Write out the entire listing below exactly as it appears, minus any pictures.

+++ Record excerpts

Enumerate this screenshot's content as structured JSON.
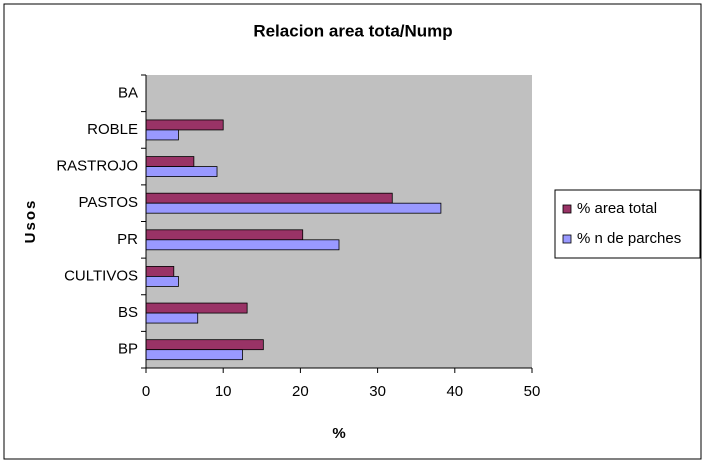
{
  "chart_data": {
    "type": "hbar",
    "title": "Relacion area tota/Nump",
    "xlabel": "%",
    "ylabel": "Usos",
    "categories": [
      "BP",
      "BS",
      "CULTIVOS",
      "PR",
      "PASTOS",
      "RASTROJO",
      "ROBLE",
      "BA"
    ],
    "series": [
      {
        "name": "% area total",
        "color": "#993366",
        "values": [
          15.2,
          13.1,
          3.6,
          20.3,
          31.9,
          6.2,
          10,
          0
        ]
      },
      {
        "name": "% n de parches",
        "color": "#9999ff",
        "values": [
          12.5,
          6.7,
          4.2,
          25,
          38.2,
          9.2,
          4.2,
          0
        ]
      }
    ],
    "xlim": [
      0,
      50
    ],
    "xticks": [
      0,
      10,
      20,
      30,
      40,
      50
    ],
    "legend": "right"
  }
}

++++++

• _Correct answer_
Enumerate this screenshot's content as structured JSON.
{
  "chart_data": {
    "type": "hbar",
    "title": "Relacion area tota/Nump",
    "xlabel": "%",
    "ylabel": "Usos",
    "categories": [
      "BP",
      "BS",
      "CULTIVOS",
      "PR",
      "PASTOS",
      "RASTROJO",
      "ROBLE",
      "BA"
    ],
    "series": [
      {
        "name": "% area total",
        "color": "#993366",
        "values": [
          15.2,
          13.1,
          3.6,
          20.3,
          31.9,
          6.2,
          10,
          0
        ]
      },
      {
        "name": "% n de parches",
        "color": "#9999ff",
        "values": [
          12.5,
          6.7,
          4.2,
          25,
          38.2,
          9.2,
          4.2,
          0
        ]
      }
    ],
    "xlim": [
      0,
      50
    ],
    "xticks": [
      0,
      10,
      20,
      30,
      40,
      50
    ],
    "legend": "right"
  }
}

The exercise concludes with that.